(Extracts from a graphics dataset)
--*--

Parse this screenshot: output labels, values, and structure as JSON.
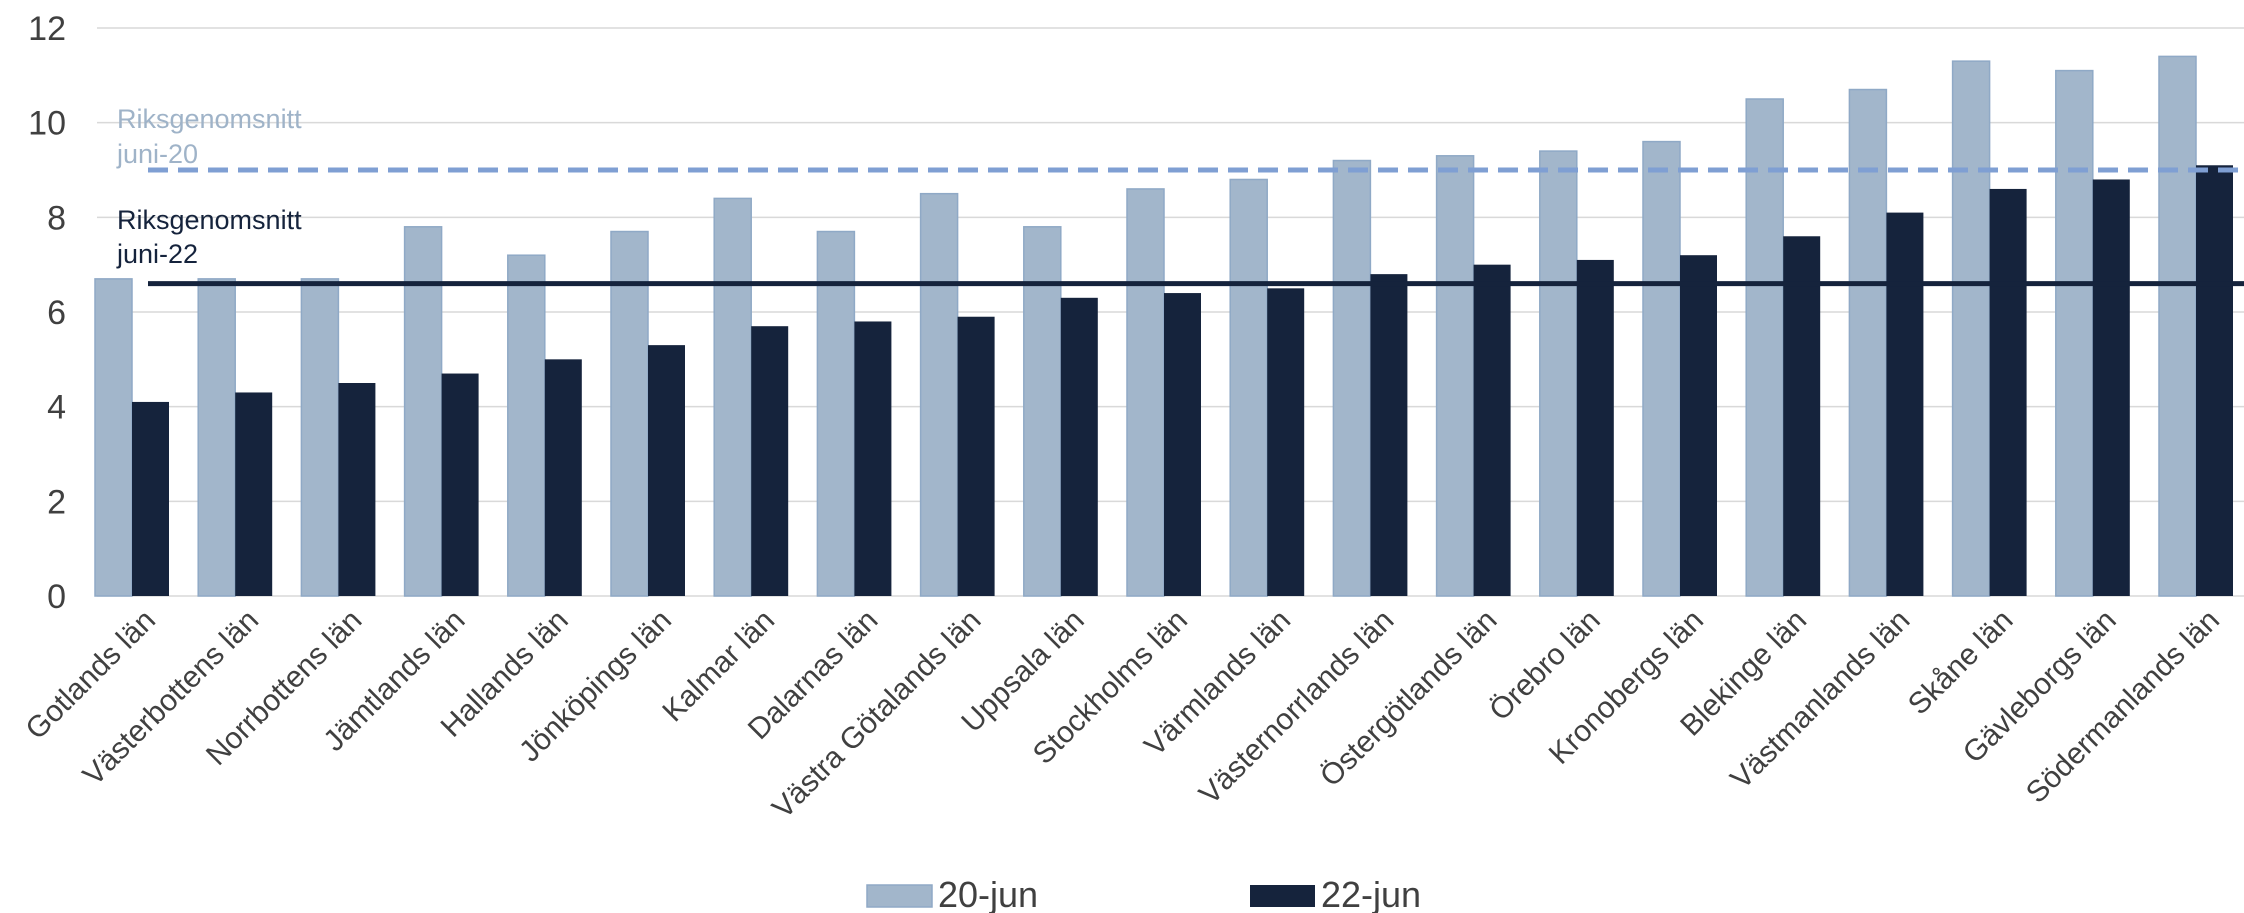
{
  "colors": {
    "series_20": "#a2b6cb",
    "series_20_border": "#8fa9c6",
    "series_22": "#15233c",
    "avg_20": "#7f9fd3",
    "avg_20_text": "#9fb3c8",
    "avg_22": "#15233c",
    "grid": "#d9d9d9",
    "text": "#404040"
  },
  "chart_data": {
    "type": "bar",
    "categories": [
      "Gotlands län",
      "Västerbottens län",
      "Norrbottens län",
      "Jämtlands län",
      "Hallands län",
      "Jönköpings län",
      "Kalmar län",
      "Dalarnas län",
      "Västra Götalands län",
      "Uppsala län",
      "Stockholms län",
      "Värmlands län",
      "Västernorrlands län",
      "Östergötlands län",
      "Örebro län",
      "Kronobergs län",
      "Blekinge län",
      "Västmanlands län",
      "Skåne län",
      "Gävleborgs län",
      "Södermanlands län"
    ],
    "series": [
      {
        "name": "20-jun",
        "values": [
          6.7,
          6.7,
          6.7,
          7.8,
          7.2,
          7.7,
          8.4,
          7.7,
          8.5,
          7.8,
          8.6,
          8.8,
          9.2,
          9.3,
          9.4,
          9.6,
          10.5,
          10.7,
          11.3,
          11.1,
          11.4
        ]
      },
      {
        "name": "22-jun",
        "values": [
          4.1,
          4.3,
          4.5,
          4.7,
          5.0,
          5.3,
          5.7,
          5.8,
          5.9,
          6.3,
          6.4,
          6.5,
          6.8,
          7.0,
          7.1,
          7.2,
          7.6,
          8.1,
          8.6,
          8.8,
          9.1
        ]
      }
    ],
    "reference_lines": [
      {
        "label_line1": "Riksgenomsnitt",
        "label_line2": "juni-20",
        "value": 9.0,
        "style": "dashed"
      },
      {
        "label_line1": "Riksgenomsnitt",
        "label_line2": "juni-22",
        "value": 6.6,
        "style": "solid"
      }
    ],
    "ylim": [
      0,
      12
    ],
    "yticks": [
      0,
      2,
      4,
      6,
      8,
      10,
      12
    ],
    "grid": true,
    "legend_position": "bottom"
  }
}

--*--

## WHAT IS BEING ASKED
Without the pictures, set down every entry exactly.

## COMPLETED EXERCISE
Parse this screenshot: output labels, values, and structure as JSON.
{
  "colors": {
    "series_20": "#a2b6cb",
    "series_20_border": "#8fa9c6",
    "series_22": "#15233c",
    "avg_20": "#7f9fd3",
    "avg_20_text": "#9fb3c8",
    "avg_22": "#15233c",
    "grid": "#d9d9d9",
    "text": "#404040"
  },
  "chart_data": {
    "type": "bar",
    "categories": [
      "Gotlands län",
      "Västerbottens län",
      "Norrbottens län",
      "Jämtlands län",
      "Hallands län",
      "Jönköpings län",
      "Kalmar län",
      "Dalarnas län",
      "Västra Götalands län",
      "Uppsala län",
      "Stockholms län",
      "Värmlands län",
      "Västernorrlands län",
      "Östergötlands län",
      "Örebro län",
      "Kronobergs län",
      "Blekinge län",
      "Västmanlands län",
      "Skåne län",
      "Gävleborgs län",
      "Södermanlands län"
    ],
    "series": [
      {
        "name": "20-jun",
        "values": [
          6.7,
          6.7,
          6.7,
          7.8,
          7.2,
          7.7,
          8.4,
          7.7,
          8.5,
          7.8,
          8.6,
          8.8,
          9.2,
          9.3,
          9.4,
          9.6,
          10.5,
          10.7,
          11.3,
          11.1,
          11.4
        ]
      },
      {
        "name": "22-jun",
        "values": [
          4.1,
          4.3,
          4.5,
          4.7,
          5.0,
          5.3,
          5.7,
          5.8,
          5.9,
          6.3,
          6.4,
          6.5,
          6.8,
          7.0,
          7.1,
          7.2,
          7.6,
          8.1,
          8.6,
          8.8,
          9.1
        ]
      }
    ],
    "reference_lines": [
      {
        "label_line1": "Riksgenomsnitt",
        "label_line2": "juni-20",
        "value": 9.0,
        "style": "dashed"
      },
      {
        "label_line1": "Riksgenomsnitt",
        "label_line2": "juni-22",
        "value": 6.6,
        "style": "solid"
      }
    ],
    "ylim": [
      0,
      12
    ],
    "yticks": [
      0,
      2,
      4,
      6,
      8,
      10,
      12
    ],
    "grid": true,
    "legend_position": "bottom"
  }
}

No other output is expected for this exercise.